Set problem: Reproduce the entire excerpt below on the fragmentation of low-grade hematite ore in a high pressure grinding roll, word for word.

Excerpt:
DOI: 10.1007/s11771-016-3347-y

Fragmentation mechanism of low-grade hematite ore in a high pressure grinding roll

YUAN Zhi-tao(袁致涛)¹, LI Li-xia(李丽匣)¹, HAN Yue-xin(韩跃新)¹, LIU Lei(刘磊)², LIU Ting(刘廷)¹

1. School of Resources and Civil Engineering, Northeastern University, Shenyang 110819, China;

2. Zhenzhou Institute of Multipurpose Utilization of Mineral Resources,Chinese Academy of Geological Sciences (CGS), Zhengzhou 450006, China

Central South University Press and Springer-Verlag Berlin Heidelberg 2016

Abstract: The fragmentation mechanism of low-grade hematite ore in a high pressure grinding roll (HPGR) was studied based on the characteristics of comminuted products at different specific pressure levels. The major properties included the reduction ratio, liberation, specific surface energy, and specific surface area. The results showed that the fracture of low-grade hematite ore in HPGR was an interactive dynamic process in which the interaction between coarse particles of gangue minerals and fine particles of valuable minerals was alternately continuous with increased compactness and compacting strength of materials. Within a range of 2.8–4.4 N/mm², valuable minerals were crushed after preferentially absorbing energy, whereas gangue minerals were not completely crushed and only acted as an energy transfer medium. Within a range of 4.4–5.2 N/mm², gangue minerals were adequately crushed after absorbing the remaining energy, whereas preferentially crushed valuable minerals acted as an energy transfer medium. Within a range of 5.2–6.0 N/mm² range, the low-grade hematite ore was not further comminuted because of the “size effect” on the strength of materials, and the comminution effect of materials became stable.

Provided data:
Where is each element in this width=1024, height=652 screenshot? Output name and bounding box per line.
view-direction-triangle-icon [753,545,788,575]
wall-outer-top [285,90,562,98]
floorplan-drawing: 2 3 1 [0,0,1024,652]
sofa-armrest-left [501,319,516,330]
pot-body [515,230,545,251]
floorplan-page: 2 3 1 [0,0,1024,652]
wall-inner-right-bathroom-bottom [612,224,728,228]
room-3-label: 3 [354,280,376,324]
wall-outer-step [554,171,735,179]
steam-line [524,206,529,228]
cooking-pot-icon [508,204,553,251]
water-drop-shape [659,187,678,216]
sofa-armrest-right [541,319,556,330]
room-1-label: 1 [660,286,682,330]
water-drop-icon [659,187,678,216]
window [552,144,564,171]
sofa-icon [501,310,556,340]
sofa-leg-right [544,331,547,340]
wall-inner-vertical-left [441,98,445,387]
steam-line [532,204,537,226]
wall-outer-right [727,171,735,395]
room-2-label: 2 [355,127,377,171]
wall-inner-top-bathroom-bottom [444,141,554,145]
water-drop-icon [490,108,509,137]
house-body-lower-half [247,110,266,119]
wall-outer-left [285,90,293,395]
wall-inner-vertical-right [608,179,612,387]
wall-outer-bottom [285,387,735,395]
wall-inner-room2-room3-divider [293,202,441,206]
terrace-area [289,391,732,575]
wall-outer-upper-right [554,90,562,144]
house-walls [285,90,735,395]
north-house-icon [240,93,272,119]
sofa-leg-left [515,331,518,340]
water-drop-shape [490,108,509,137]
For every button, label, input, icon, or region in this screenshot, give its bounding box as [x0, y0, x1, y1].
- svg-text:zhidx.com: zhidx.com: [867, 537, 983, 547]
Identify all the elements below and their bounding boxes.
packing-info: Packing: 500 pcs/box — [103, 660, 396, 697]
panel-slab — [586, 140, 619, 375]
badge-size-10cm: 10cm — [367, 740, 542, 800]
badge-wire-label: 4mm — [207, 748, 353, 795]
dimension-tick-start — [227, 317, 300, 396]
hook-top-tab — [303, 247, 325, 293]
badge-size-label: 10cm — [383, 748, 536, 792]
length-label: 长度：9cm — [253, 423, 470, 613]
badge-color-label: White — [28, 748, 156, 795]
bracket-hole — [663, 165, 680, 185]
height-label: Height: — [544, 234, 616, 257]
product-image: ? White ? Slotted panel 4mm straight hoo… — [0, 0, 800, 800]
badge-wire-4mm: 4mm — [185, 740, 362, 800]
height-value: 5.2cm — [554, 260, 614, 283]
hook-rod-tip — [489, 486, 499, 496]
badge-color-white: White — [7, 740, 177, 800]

Final result:
DOI: 10.1007/s11771-016-3347-y

Fragmentation mechanism of low-grade hematite ore in a high pressure grinding roll

YUAN Zhi-tao(袁致涛)¹, LI Li-xia(李丽匣)¹, HAN Yue-xin(韩跃新)¹, LIU Lei(刘磊)², LIU Ting(刘廷)¹

1. School of Resources and Civil Engineering, Northeastern University, Shenyang 110819, China;

2. Zhenzhou Institute of Multipurpose Utilization of Mineral Resources,Chinese Academy of Geological Sciences (CGS), Zhengzhou 450006, China

Central South University Press and Springer-Verlag Berlin Heidelberg 2016

Abstract: The fragmentation mechanism of low-grade hematite ore in a high pressure grinding roll (HPGR) was studied based on the characteristics of comminuted products at different specific pressure levels. The major properties included the reduction ratio, liberation, specific surface energy, and specific surface area. The results showed that the fracture of low-grade hematite ore in HPGR was an interactive dynamic process in which the interaction between coarse particles of gangue minerals and fine particles of valuable minerals was alternately continuous with increased compactness and compacting strength of materials. Within a range of 2.8–4.4 N/mm², valuable minerals were crushed after preferentially absorbing energy, whereas gangue minerals were not completely crushed and only acted as an energy transfer medium. Within a range of 4.4–5.2 N/mm², gangue minerals were adequately crushed after absorbing the remaining energy, whereas preferentially crushed valuable minerals acted as an energy transfer medium. Within a range of 5.2–6.0 N/mm² range, the low-grade hematite ore was not further comminuted because of the “size effect” on the strength of materials, and the comminution effect of materials became stable.